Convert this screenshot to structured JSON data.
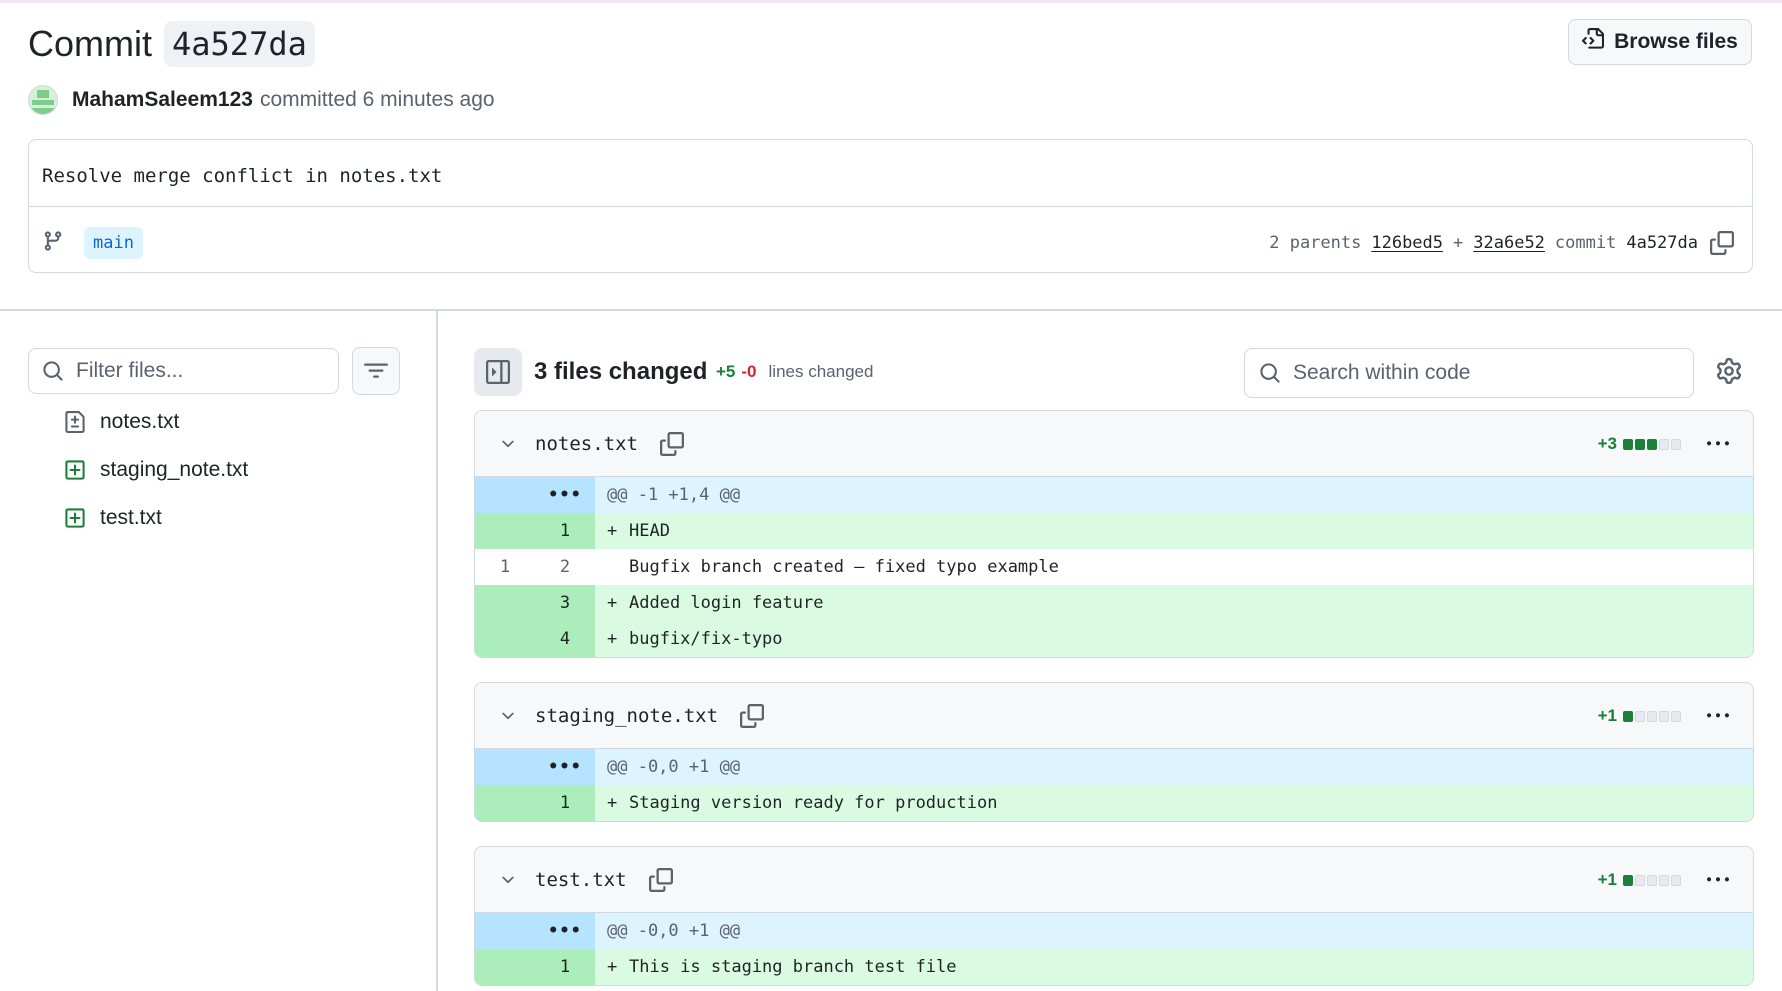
{
  "header": {
    "commit_label": "Commit",
    "commit_sha": "4a527da",
    "browse_files": "Browse files",
    "author": "MahamSaleem123",
    "committed_text": "committed 6 minutes ago"
  },
  "commit_message": "Resolve merge conflict in notes.txt",
  "branch": "main",
  "parents": {
    "label": "2 parents",
    "parent1": "126bed5",
    "plus": "+",
    "parent2": "32a6e52",
    "commit_label": "commit",
    "commit_sha": "4a527da"
  },
  "sidebar": {
    "filter_placeholder": "Filter files...",
    "files": [
      {
        "name": "notes.txt",
        "icon": "file-diff-icon"
      },
      {
        "name": "staging_note.txt",
        "icon": "file-added-icon"
      },
      {
        "name": "test.txt",
        "icon": "file-added-icon"
      }
    ]
  },
  "toolbar": {
    "files_changed": "3 files changed",
    "additions": "+5",
    "deletions": "-0",
    "lines_changed": "lines changed",
    "search_placeholder": "Search within code"
  },
  "files": [
    {
      "name": "notes.txt",
      "stat": "+3",
      "stat_blocks_filled": 3,
      "hunk": "@@ -1 +1,4 @@",
      "lines": [
        {
          "type": "added",
          "old": "",
          "new": "1",
          "mark": "+",
          "text": "HEAD"
        },
        {
          "type": "context",
          "old": "1",
          "new": "2",
          "mark": " ",
          "text": "Bugfix branch created – fixed typo example"
        },
        {
          "type": "added",
          "old": "",
          "new": "3",
          "mark": "+",
          "text": "Added login feature"
        },
        {
          "type": "added",
          "old": "",
          "new": "4",
          "mark": "+",
          "text": "bugfix/fix-typo"
        }
      ]
    },
    {
      "name": "staging_note.txt",
      "stat": "+1",
      "stat_blocks_filled": 1,
      "hunk": "@@ -0,0 +1 @@",
      "lines": [
        {
          "type": "added",
          "old": "",
          "new": "1",
          "mark": "+",
          "text": "Staging version ready for production"
        }
      ]
    },
    {
      "name": "test.txt",
      "stat": "+1",
      "stat_blocks_filled": 1,
      "hunk": "@@ -0,0 +1 @@",
      "lines": [
        {
          "type": "added",
          "old": "",
          "new": "1",
          "mark": "+",
          "text": "This is staging branch test file"
        }
      ]
    }
  ],
  "colors": {
    "added_bg": "#dafbe1",
    "added_gutter": "#aceebb",
    "hunk_bg": "#ddf4ff",
    "hunk_gutter": "#b6e3ff",
    "add_text": "#1a7f37",
    "del_text": "#d1242f",
    "branch_pill_bg": "#ddf4ff",
    "branch_pill_text": "#0969da"
  }
}
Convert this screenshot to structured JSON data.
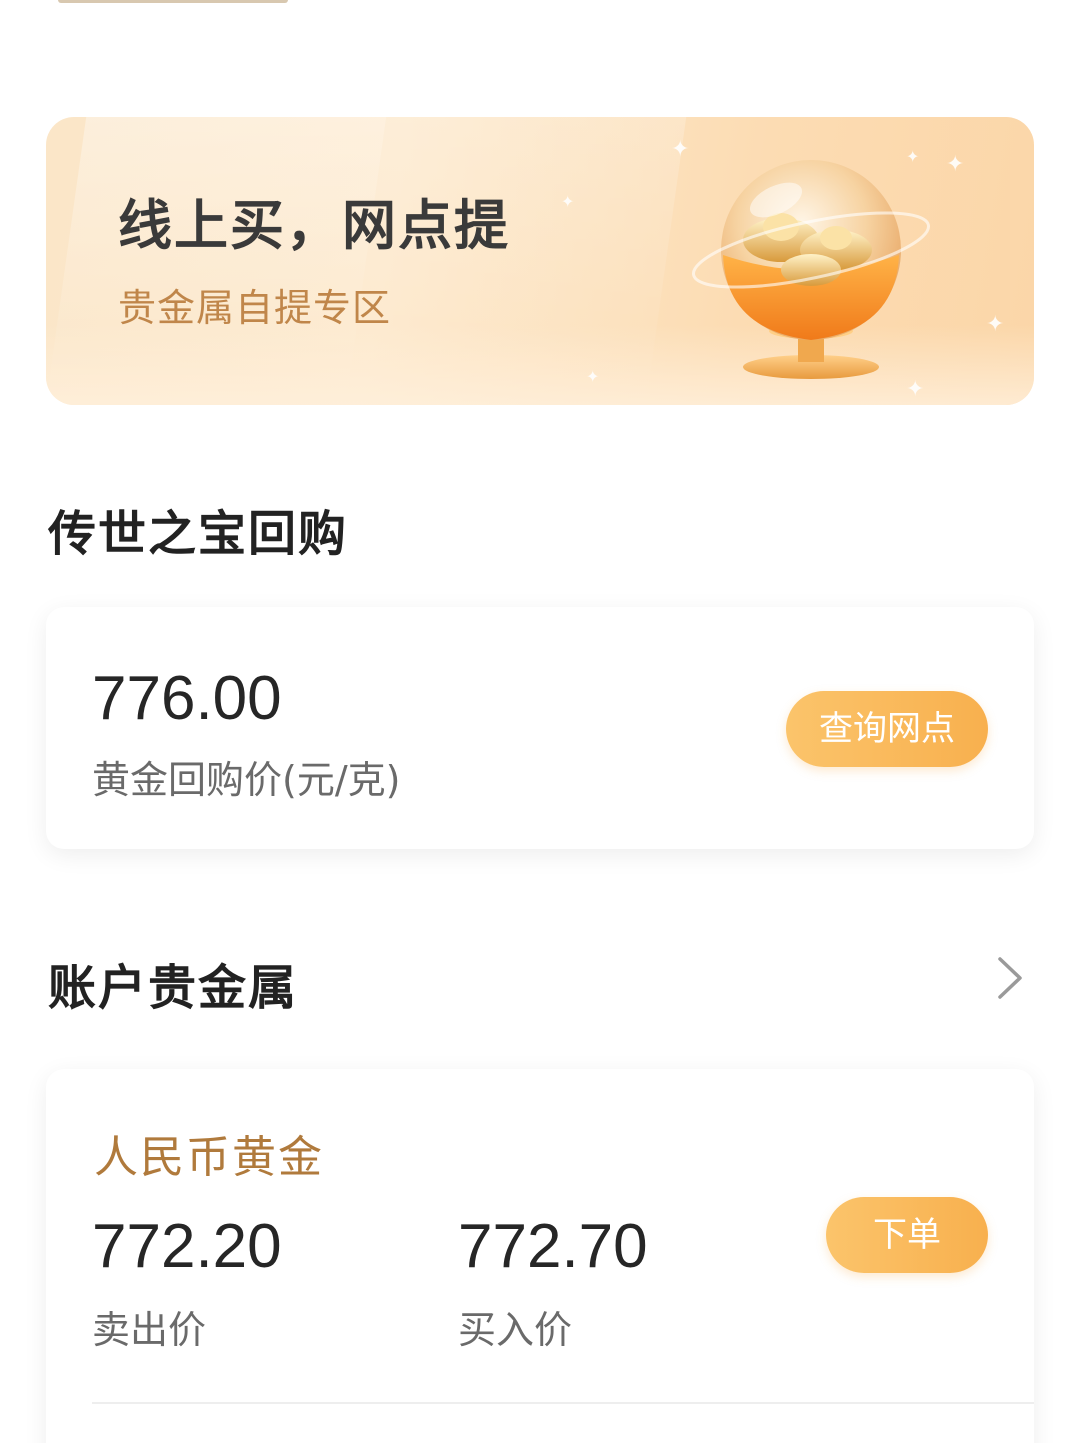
{
  "banner": {
    "title": "线上买，网点提",
    "subtitle": "贵金属自提专区"
  },
  "heirloom": {
    "section_title": "传世之宝回购",
    "price": "776.00",
    "price_label": "黄金回购价(元/克)",
    "button_label": "查询网点"
  },
  "account": {
    "section_title": "账户贵金属",
    "product_name": "人民币黄金",
    "sell_price": "772.20",
    "sell_label": "卖出价",
    "buy_price": "772.70",
    "buy_label": "买入价",
    "order_button_label": "下单"
  },
  "colors": {
    "accent": "#f8b04e",
    "gold_text": "#b07a3c"
  },
  "icons": {
    "banner_illustration": "gold-ingot-globe-icon",
    "chevron": "chevron-right-icon"
  }
}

______

◆ WHAT THE TASK ASKS:
Pictures appear in the records above. Output everything except them, exactly.

◆ WRITTEN ANSWER:
Convert this screenshot to structured JSON data.
{
  "header": {
    "commit_label": "Commit",
    "commit_sha": "4a527da",
    "browse_files": "Browse files",
    "author": "MahamSaleem123",
    "committed_text": "committed 6 minutes ago"
  },
  "commit_message": "Resolve merge conflict in notes.txt",
  "branch": "main",
  "parents": {
    "label": "2 parents",
    "parent1": "126bed5",
    "plus": "+",
    "parent2": "32a6e52",
    "commit_label": "commit",
    "commit_sha": "4a527da"
  },
  "sidebar": {
    "filter_placeholder": "Filter files...",
    "files": [
      {
        "name": "notes.txt",
        "icon": "file-diff-icon"
      },
      {
        "name": "staging_note.txt",
        "icon": "file-added-icon"
      },
      {
        "name": "test.txt",
        "icon": "file-added-icon"
      }
    ]
  },
  "toolbar": {
    "files_changed": "3 files changed",
    "additions": "+5",
    "deletions": "-0",
    "lines_changed": "lines changed",
    "search_placeholder": "Search within code"
  },
  "files": [
    {
      "name": "notes.txt",
      "stat": "+3",
      "stat_blocks_filled": 3,
      "hunk": "@@ -1 +1,4 @@",
      "lines": [
        {
          "type": "added",
          "old": "",
          "new": "1",
          "mark": "+",
          "text": "HEAD"
        },
        {
          "type": "context",
          "old": "1",
          "new": "2",
          "mark": " ",
          "text": "Bugfix branch created – fixed typo example"
        },
        {
          "type": "added",
          "old": "",
          "new": "3",
          "mark": "+",
          "text": "Added login feature"
        },
        {
          "type": "added",
          "old": "",
          "new": "4",
          "mark": "+",
          "text": "bugfix/fix-typo"
        }
      ]
    },
    {
      "name": "staging_note.txt",
      "stat": "+1",
      "stat_blocks_filled": 1,
      "hunk": "@@ -0,0 +1 @@",
      "lines": [
        {
          "type": "added",
          "old": "",
          "new": "1",
          "mark": "+",
          "text": "Staging version ready for production"
        }
      ]
    },
    {
      "name": "test.txt",
      "stat": "+1",
      "stat_blocks_filled": 1,
      "hunk": "@@ -0,0 +1 @@",
      "lines": [
        {
          "type": "added",
          "old": "",
          "new": "1",
          "mark": "+",
          "text": "This is staging branch test file"
        }
      ]
    }
  ],
  "colors": {
    "added_bg": "#dafbe1",
    "added_gutter": "#aceebb",
    "hunk_bg": "#ddf4ff",
    "hunk_gutter": "#b6e3ff",
    "add_text": "#1a7f37",
    "del_text": "#d1242f",
    "branch_pill_bg": "#ddf4ff",
    "branch_pill_text": "#0969da"
  }
}
Convert this screenshot to structured JSON data.
{
  "banner": {
    "title": "线上买，网点提",
    "subtitle": "贵金属自提专区"
  },
  "heirloom": {
    "section_title": "传世之宝回购",
    "price": "776.00",
    "price_label": "黄金回购价(元/克)",
    "button_label": "查询网点"
  },
  "account": {
    "section_title": "账户贵金属",
    "product_name": "人民币黄金",
    "sell_price": "772.20",
    "sell_label": "卖出价",
    "buy_price": "772.70",
    "buy_label": "买入价",
    "order_button_label": "下单"
  },
  "colors": {
    "accent": "#f8b04e",
    "gold_text": "#b07a3c"
  },
  "icons": {
    "banner_illustration": "gold-ingot-globe-icon",
    "chevron": "chevron-right-icon"
  }
}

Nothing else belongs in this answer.